▸ The exercise
Repeat the lines that follow, leaving nothing out.

▸ Records provided

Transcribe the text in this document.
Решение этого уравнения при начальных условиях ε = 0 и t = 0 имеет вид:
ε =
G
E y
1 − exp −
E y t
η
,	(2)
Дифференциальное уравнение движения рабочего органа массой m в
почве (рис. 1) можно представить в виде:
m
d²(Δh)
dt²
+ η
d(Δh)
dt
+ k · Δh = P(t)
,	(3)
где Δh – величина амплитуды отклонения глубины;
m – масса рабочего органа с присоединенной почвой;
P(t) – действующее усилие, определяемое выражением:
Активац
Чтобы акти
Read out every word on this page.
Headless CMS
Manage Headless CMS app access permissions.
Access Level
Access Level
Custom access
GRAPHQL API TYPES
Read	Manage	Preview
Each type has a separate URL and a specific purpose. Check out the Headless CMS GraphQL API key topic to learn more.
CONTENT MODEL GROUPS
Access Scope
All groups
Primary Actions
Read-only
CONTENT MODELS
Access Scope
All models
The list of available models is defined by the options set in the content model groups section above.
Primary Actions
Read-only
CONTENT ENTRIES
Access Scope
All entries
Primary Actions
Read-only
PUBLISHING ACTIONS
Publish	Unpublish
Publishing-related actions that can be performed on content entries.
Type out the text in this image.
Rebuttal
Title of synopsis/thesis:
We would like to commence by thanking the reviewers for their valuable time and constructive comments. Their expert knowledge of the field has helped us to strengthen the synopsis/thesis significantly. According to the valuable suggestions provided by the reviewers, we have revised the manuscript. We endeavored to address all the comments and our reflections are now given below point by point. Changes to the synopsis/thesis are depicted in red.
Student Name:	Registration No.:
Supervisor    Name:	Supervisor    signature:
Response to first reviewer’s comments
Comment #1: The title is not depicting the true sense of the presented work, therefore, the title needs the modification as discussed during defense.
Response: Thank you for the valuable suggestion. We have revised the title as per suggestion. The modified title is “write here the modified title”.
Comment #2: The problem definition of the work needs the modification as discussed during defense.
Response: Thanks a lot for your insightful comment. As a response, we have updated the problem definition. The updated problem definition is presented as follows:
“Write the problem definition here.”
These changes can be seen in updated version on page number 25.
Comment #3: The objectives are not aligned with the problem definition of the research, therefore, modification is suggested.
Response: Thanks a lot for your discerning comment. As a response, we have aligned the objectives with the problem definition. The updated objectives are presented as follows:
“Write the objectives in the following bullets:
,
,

▸ Solution
Transcribe the text in this document.
Решение этого уравнения при начальных условиях ε = 0 и t = 0 имеет вид:
ε =
G
E y
1 − exp −
E y t
η
,	(2)
Дифференциальное уравнение движения рабочего органа массой m в
почве (рис. 1) можно представить в виде:
m
d²(Δh)
dt²
+ η
d(Δh)
dt
+ k · Δh = P(t)
,	(3)
где Δh – величина амплитуды отклонения глубины;
m – масса рабочего органа с присоединенной почвой;
P(t) – действующее усилие, определяемое выражением:
Активац
Чтобы акти
Read out every word on this page.
Headless CMS
Manage Headless CMS app access permissions.
Access Level
Access Level
Custom access
GRAPHQL API TYPES
Read	Manage	Preview
Each type has a separate URL and a specific purpose. Check out the Headless CMS GraphQL API key topic to learn more.
CONTENT MODEL GROUPS
Access Scope
All groups
Primary Actions
Read-only
CONTENT MODELS
Access Scope
All models
The list of available models is defined by the options set in the content model groups section above.
Primary Actions
Read-only
CONTENT ENTRIES
Access Scope
All entries
Primary Actions
Read-only
PUBLISHING ACTIONS
Publish	Unpublish
Publishing-related actions that can be performed on content entries.
Type out the text in this image.
Rebuttal
Title of synopsis/thesis:
We would like to commence by thanking the reviewers for their valuable time and constructive comments. Their expert knowledge of the field has helped us to strengthen the synopsis/thesis significantly. According to the valuable suggestions provided by the reviewers, we have revised the manuscript. We endeavored to address all the comments and our reflections are now given below point by point. Changes to the synopsis/thesis are depicted in red.
Student Name:	Registration No.:
Supervisor    Name:	Supervisor    signature:
Response to first reviewer’s comments
Comment #1: The title is not depicting the true sense of the presented work, therefore, the title needs the modification as discussed during defense.
Response: Thank you for the valuable suggestion. We have revised the title as per suggestion. The modified title is “write here the modified title”.
Comment #2: The problem definition of the work needs the modification as discussed during defense.
Response: Thanks a lot for your insightful comment. As a response, we have updated the problem definition. The updated problem definition is presented as follows:
“Write the problem definition here.”
These changes can be seen in updated version on page number 25.
Comment #3: The objectives are not aligned with the problem definition of the research, therefore, modification is suggested.
Response: Thanks a lot for your discerning comment. As a response, we have aligned the objectives with the problem definition. The updated objectives are presented as follows:
“Write the objectives in the following bullets:
,
,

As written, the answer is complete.